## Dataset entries
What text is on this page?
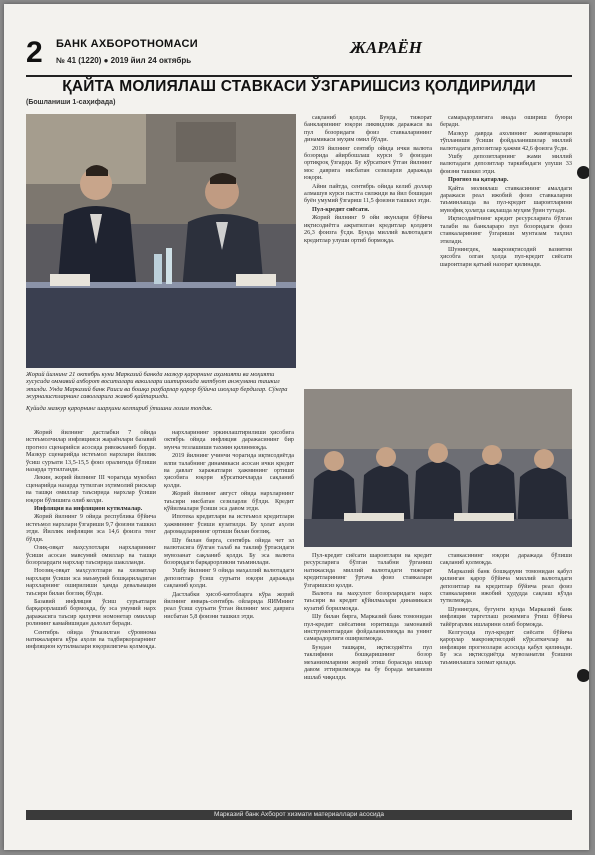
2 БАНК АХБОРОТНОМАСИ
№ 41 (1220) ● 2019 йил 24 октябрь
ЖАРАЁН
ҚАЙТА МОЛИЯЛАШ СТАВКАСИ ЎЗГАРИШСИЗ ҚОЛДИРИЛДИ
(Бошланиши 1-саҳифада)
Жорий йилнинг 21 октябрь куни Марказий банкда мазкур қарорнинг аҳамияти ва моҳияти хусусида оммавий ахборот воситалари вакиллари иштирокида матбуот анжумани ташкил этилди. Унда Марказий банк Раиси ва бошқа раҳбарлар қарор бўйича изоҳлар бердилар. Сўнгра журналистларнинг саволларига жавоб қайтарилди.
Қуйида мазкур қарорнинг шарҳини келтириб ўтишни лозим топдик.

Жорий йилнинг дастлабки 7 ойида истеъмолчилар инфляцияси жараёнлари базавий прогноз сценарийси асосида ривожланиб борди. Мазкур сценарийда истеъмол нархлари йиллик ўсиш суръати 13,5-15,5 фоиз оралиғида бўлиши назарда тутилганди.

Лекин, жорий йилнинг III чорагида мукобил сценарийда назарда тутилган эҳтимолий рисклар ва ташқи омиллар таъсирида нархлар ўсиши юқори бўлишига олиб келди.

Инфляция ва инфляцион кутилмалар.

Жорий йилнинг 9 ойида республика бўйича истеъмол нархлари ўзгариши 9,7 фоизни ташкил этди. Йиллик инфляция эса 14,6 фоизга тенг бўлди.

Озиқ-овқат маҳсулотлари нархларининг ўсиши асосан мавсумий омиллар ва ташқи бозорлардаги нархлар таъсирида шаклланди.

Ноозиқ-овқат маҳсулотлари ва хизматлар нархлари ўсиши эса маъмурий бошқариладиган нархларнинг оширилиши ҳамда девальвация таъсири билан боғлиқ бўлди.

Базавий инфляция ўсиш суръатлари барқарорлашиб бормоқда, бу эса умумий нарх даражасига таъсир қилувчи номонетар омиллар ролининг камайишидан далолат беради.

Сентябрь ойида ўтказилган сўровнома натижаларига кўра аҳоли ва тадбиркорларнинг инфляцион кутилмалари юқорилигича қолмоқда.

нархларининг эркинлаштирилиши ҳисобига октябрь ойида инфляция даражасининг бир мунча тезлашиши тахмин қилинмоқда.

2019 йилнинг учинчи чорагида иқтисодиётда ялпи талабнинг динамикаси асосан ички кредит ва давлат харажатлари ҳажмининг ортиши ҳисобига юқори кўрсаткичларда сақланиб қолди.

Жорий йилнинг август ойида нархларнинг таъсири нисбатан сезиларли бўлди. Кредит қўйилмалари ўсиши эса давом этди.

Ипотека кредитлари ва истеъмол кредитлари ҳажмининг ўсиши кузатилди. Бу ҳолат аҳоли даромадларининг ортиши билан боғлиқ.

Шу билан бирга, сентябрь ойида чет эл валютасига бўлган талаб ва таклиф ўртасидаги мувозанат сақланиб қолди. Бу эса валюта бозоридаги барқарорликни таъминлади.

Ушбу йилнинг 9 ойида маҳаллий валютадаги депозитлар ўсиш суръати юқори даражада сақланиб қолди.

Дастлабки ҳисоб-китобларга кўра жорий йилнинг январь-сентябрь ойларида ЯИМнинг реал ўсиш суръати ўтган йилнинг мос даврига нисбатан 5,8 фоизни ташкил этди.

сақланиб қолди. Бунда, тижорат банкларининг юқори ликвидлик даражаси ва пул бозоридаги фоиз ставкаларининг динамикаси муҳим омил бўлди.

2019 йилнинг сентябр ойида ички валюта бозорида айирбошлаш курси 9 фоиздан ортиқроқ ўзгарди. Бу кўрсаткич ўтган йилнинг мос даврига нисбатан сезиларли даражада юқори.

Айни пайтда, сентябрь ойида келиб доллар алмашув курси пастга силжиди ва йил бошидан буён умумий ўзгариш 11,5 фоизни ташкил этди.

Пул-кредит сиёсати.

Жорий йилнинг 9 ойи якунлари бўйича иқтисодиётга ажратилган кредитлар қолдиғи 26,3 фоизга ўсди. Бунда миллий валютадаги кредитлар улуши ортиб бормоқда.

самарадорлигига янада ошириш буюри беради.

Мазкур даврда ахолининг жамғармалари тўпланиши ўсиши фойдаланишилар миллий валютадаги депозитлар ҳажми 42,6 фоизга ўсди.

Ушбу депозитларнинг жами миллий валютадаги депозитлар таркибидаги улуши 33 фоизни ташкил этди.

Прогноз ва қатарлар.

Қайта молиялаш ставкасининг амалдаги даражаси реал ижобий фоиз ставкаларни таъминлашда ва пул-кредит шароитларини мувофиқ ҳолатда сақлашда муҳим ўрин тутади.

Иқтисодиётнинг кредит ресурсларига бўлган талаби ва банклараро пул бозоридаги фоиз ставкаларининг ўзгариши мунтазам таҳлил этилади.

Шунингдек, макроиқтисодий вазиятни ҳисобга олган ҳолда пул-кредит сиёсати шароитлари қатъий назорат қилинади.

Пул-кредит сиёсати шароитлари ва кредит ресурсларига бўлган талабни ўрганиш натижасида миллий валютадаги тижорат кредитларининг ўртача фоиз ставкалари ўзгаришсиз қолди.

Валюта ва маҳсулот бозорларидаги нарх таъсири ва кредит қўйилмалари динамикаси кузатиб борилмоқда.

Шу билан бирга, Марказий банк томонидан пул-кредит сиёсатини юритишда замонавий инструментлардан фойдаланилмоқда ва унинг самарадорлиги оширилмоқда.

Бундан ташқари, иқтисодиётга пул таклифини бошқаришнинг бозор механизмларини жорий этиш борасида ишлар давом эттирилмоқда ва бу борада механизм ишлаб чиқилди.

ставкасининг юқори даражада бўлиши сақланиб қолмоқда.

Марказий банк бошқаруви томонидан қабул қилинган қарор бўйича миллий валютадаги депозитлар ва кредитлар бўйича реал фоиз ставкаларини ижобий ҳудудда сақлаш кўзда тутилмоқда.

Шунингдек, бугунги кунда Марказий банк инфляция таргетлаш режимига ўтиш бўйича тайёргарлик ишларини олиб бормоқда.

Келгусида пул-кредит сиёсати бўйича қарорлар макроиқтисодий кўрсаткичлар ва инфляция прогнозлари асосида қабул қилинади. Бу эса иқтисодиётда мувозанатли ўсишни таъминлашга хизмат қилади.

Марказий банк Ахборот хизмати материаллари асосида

## Task prompt
Find every line that includes the string "чорагида". Report how many there are and nothing else.

## Solution for this task
2